#### [Job]
Every record should be written out exactly, with the pictures left out.
........
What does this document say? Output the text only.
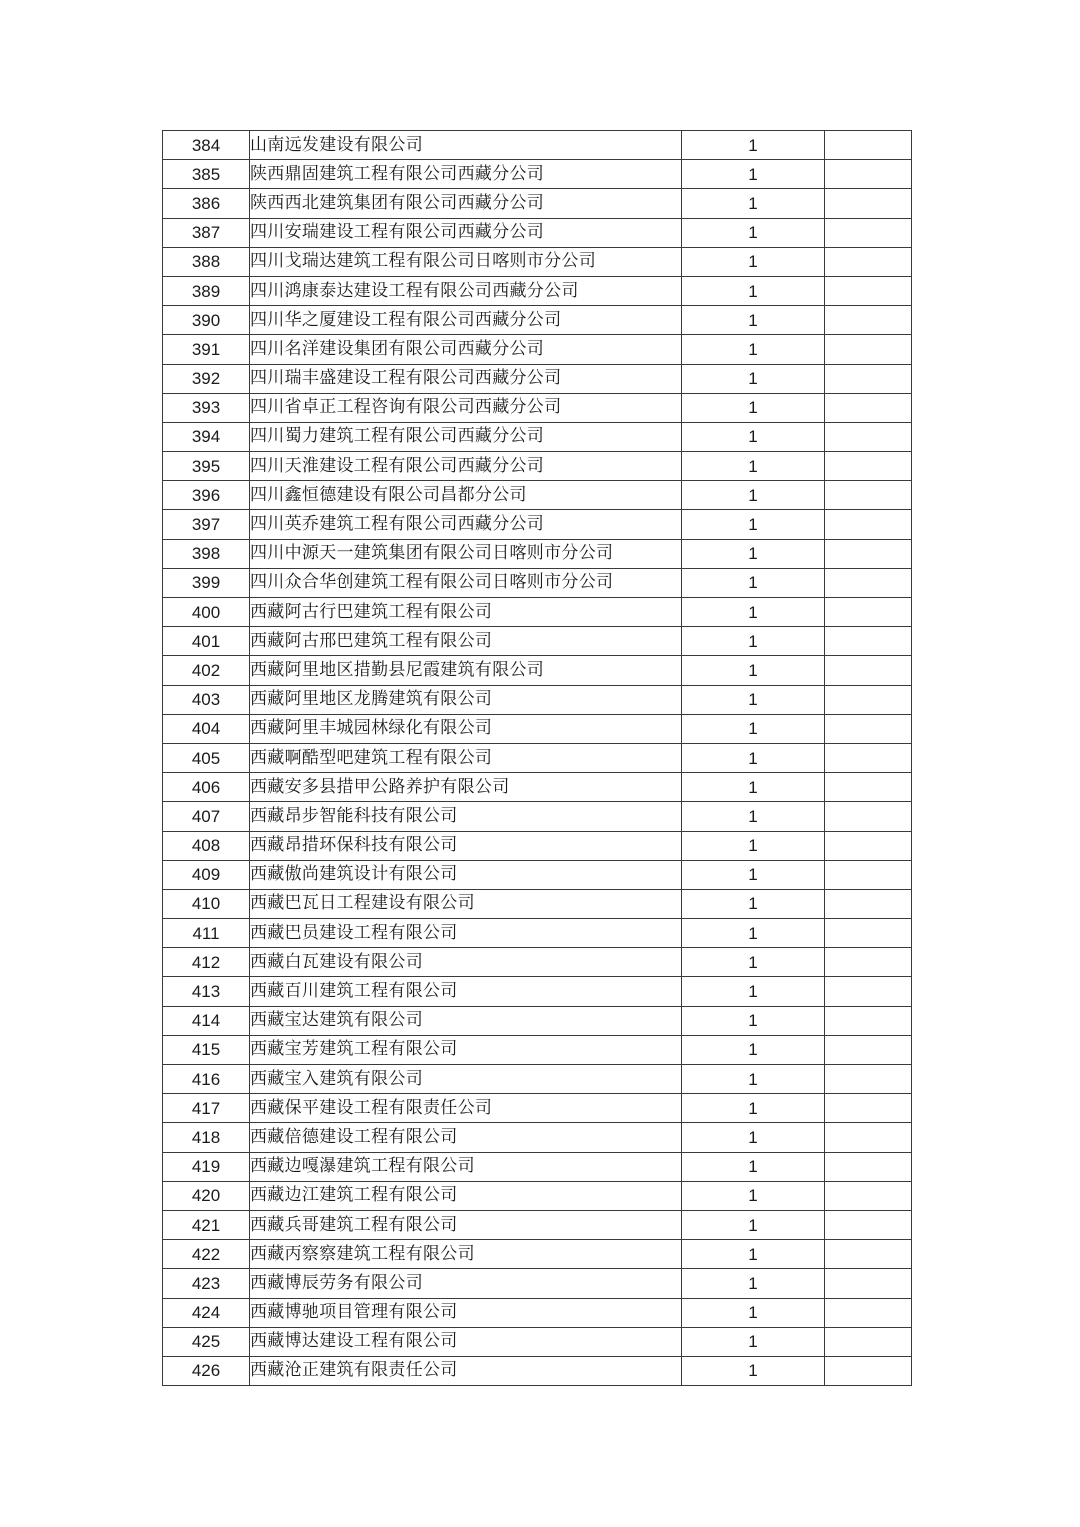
384	山南远发建设有限公司	1	
385	陕西鼎固建筑工程有限公司西藏分公司	1	
386	陕西西北建筑集团有限公司西藏分公司	1	
387	四川安瑞建设工程有限公司西藏分公司	1	
388	四川戈瑞达建筑工程有限公司日喀则市分公司	1	
389	四川鸿康泰达建设工程有限公司西藏分公司	1	
390	四川华之厦建设工程有限公司西藏分公司	1	
391	四川名洋建设集团有限公司西藏分公司	1	
392	四川瑞丰盛建设工程有限公司西藏分公司	1	
393	四川省卓正工程咨询有限公司西藏分公司	1	
394	四川蜀力建筑工程有限公司西藏分公司	1	
395	四川天淮建设工程有限公司西藏分公司	1	
396	四川鑫恒德建设有限公司昌都分公司	1	
397	四川英乔建筑工程有限公司西藏分公司	1	
398	四川中源天一建筑集团有限公司日喀则市分公司	1	
399	四川众合华创建筑工程有限公司日喀则市分公司	1	
400	西藏阿古行巴建筑工程有限公司	1	
401	西藏阿古邢巴建筑工程有限公司	1	
402	西藏阿里地区措勤县尼霞建筑有限公司	1	
403	西藏阿里地区龙腾建筑有限公司	1	
404	西藏阿里丰城园林绿化有限公司	1	
405	西藏啊酷型吧建筑工程有限公司	1	
406	西藏安多县措甲公路养护有限公司	1	
407	西藏昂步智能科技有限公司	1	
408	西藏昂措环保科技有限公司	1	
409	西藏傲尚建筑设计有限公司	1	
410	西藏巴瓦日工程建设有限公司	1	
411	西藏巴员建设工程有限公司	1	
412	西藏白瓦建设有限公司	1	
413	西藏百川建筑工程有限公司	1	
414	西藏宝达建筑有限公司	1	
415	西藏宝芳建筑工程有限公司	1	
416	西藏宝入建筑有限公司	1	
417	西藏保平建设工程有限责任公司	1	
418	西藏倍德建设工程有限公司	1	
419	西藏边嘎瀑建筑工程有限公司	1	
420	西藏边江建筑工程有限公司	1	
421	西藏兵哥建筑工程有限公司	1	
422	西藏丙察察建筑工程有限公司	1	
423	西藏博辰劳务有限公司	1	
424	西藏博驰项目管理有限公司	1	
425	西藏博达建设工程有限公司	1	
426	西藏沧正建筑有限责任公司	1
........
#### [Solved problem]
What does this document say? Output the text only.
384	山南远发建设有限公司	1	
385	陕西鼎固建筑工程有限公司西藏分公司	1	
386	陕西西北建筑集团有限公司西藏分公司	1	
387	四川安瑞建设工程有限公司西藏分公司	1	
388	四川戈瑞达建筑工程有限公司日喀则市分公司	1	
389	四川鸿康泰达建设工程有限公司西藏分公司	1	
390	四川华之厦建设工程有限公司西藏分公司	1	
391	四川名洋建设集团有限公司西藏分公司	1	
392	四川瑞丰盛建设工程有限公司西藏分公司	1	
393	四川省卓正工程咨询有限公司西藏分公司	1	
394	四川蜀力建筑工程有限公司西藏分公司	1	
395	四川天淮建设工程有限公司西藏分公司	1	
396	四川鑫恒德建设有限公司昌都分公司	1	
397	四川英乔建筑工程有限公司西藏分公司	1	
398	四川中源天一建筑集团有限公司日喀则市分公司	1	
399	四川众合华创建筑工程有限公司日喀则市分公司	1	
400	西藏阿古行巴建筑工程有限公司	1	
401	西藏阿古邢巴建筑工程有限公司	1	
402	西藏阿里地区措勤县尼霞建筑有限公司	1	
403	西藏阿里地区龙腾建筑有限公司	1	
404	西藏阿里丰城园林绿化有限公司	1	
405	西藏啊酷型吧建筑工程有限公司	1	
406	西藏安多县措甲公路养护有限公司	1	
407	西藏昂步智能科技有限公司	1	
408	西藏昂措环保科技有限公司	1	
409	西藏傲尚建筑设计有限公司	1	
410	西藏巴瓦日工程建设有限公司	1	
411	西藏巴员建设工程有限公司	1	
412	西藏白瓦建设有限公司	1	
413	西藏百川建筑工程有限公司	1	
414	西藏宝达建筑有限公司	1	
415	西藏宝芳建筑工程有限公司	1	
416	西藏宝入建筑有限公司	1	
417	西藏保平建设工程有限责任公司	1	
418	西藏倍德建设工程有限公司	1	
419	西藏边嘎瀑建筑工程有限公司	1	
420	西藏边江建筑工程有限公司	1	
421	西藏兵哥建筑工程有限公司	1	
422	西藏丙察察建筑工程有限公司	1	
423	西藏博辰劳务有限公司	1	
424	西藏博驰项目管理有限公司	1	
425	西藏博达建设工程有限公司	1	
426	西藏沧正建筑有限责任公司	1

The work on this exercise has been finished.